PROMPT: Find the string "eject" and gather every line that holds it.

>> START

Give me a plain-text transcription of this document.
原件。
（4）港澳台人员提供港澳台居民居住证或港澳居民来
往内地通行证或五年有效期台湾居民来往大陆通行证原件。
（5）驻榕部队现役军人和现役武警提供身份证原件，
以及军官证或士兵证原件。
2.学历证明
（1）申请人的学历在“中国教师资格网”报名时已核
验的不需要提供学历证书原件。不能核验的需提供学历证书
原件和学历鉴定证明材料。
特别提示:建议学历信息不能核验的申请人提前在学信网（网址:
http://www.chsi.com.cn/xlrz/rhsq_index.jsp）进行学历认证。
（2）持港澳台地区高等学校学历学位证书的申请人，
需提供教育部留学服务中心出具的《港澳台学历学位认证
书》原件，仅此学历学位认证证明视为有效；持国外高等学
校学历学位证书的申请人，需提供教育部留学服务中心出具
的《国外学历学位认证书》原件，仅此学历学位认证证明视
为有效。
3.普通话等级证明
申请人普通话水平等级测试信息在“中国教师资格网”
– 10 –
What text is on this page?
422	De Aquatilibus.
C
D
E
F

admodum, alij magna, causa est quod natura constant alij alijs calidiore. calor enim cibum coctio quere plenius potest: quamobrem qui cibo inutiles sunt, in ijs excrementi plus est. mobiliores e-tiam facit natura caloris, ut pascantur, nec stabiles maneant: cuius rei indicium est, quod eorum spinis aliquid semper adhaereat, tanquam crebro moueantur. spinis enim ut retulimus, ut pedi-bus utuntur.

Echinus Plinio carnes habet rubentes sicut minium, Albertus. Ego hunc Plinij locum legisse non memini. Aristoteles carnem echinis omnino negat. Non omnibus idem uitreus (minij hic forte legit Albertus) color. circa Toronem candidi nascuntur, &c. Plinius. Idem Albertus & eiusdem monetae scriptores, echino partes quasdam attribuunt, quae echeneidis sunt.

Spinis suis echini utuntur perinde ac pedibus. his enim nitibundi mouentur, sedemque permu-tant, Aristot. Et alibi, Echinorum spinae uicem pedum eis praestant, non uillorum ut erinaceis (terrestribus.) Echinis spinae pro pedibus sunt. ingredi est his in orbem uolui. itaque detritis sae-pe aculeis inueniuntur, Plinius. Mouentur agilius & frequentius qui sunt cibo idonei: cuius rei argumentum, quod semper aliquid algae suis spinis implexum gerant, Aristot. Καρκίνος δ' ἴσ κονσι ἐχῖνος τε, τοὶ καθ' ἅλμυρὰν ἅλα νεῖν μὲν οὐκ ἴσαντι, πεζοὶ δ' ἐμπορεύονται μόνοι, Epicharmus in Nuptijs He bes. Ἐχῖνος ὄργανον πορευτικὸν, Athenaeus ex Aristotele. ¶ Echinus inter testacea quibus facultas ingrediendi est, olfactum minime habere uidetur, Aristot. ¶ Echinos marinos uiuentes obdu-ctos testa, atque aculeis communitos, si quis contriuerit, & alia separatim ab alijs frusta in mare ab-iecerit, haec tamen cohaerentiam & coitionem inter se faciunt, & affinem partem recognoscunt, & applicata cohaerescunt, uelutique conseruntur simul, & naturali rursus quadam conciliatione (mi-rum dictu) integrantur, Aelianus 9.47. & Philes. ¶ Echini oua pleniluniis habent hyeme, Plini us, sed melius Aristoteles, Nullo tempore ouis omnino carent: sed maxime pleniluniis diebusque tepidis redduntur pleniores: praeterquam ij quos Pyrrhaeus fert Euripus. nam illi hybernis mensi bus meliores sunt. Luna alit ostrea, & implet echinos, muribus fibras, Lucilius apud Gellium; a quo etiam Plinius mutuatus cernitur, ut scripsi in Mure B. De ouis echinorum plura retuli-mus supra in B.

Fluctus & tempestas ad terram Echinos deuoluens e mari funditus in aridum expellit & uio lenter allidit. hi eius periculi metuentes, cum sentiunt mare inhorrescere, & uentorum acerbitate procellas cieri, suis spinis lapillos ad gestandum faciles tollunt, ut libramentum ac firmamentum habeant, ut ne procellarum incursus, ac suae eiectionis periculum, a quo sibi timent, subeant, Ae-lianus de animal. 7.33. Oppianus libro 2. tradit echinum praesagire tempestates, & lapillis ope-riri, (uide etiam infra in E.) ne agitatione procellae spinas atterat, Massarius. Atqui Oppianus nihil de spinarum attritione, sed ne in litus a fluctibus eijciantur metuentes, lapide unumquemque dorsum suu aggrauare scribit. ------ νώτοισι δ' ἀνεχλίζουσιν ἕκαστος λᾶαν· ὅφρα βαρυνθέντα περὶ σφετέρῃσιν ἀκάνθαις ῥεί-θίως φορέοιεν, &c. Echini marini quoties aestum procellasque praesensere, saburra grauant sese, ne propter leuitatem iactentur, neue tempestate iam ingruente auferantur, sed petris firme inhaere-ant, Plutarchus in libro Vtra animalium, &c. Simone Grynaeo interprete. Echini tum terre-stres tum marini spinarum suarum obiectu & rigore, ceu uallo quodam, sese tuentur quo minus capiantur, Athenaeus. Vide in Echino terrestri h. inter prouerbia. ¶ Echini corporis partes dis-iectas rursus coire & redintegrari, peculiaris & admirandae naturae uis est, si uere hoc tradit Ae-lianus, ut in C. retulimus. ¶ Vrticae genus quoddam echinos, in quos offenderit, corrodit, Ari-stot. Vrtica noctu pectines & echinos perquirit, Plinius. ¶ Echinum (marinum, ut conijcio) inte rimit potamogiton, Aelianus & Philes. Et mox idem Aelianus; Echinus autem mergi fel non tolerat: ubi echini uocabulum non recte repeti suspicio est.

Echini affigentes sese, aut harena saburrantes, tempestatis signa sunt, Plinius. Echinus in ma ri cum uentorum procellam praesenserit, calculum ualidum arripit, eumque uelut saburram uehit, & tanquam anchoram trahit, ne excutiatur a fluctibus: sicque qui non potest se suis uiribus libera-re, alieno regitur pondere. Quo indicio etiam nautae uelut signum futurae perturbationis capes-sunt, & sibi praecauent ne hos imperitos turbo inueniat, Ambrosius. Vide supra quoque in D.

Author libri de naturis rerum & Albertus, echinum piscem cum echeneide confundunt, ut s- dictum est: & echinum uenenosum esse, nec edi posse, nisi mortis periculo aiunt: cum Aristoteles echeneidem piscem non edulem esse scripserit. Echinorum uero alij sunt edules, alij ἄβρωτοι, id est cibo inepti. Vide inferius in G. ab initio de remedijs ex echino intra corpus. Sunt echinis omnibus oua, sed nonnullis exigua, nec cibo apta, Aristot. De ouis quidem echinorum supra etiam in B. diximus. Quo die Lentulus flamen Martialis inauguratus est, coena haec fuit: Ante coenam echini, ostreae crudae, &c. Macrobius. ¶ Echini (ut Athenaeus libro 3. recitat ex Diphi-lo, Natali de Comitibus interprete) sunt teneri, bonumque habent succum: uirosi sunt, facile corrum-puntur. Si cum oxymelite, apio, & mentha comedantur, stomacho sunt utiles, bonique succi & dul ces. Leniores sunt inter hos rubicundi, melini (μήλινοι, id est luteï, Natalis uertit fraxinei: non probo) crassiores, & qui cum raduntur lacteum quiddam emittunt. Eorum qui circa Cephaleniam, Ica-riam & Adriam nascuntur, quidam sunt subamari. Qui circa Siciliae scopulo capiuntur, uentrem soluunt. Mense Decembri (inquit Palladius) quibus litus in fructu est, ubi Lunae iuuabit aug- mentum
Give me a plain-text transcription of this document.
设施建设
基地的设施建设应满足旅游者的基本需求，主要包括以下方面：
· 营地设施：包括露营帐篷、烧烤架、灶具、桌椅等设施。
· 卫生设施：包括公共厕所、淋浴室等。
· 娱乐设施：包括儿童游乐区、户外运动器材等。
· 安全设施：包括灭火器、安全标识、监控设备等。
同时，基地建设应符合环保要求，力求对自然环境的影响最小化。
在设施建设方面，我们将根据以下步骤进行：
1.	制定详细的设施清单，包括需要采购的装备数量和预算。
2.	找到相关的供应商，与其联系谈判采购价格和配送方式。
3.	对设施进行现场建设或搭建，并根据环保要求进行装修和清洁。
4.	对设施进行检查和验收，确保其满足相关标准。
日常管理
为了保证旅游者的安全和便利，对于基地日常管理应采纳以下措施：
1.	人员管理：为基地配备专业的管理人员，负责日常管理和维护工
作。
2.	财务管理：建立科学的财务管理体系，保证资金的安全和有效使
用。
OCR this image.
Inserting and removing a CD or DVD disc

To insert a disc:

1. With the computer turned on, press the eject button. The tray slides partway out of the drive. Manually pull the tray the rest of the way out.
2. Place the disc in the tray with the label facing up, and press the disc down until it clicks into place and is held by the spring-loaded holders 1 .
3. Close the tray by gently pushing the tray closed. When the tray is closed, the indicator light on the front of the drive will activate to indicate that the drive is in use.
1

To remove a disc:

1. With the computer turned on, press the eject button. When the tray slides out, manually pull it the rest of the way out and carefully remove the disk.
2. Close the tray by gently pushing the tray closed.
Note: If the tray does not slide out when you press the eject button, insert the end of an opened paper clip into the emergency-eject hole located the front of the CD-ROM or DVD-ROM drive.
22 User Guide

>> END

OUTPUT FOR THIS EXERCISE:
1. With the computer turned on, press the eject button. The tray slides partway out of the drive. Manually pull the tray the rest of the way out.
1. With the computer turned on, press the eject button. When the tray slides out, manually pull it the rest of the way out and carefully remove the disk.
Note: If the tray does not slide out when you press the eject button, insert the end of an opened paper clip into the emergency-eject hole located the front of the CD-ROM or DVD-ROM drive.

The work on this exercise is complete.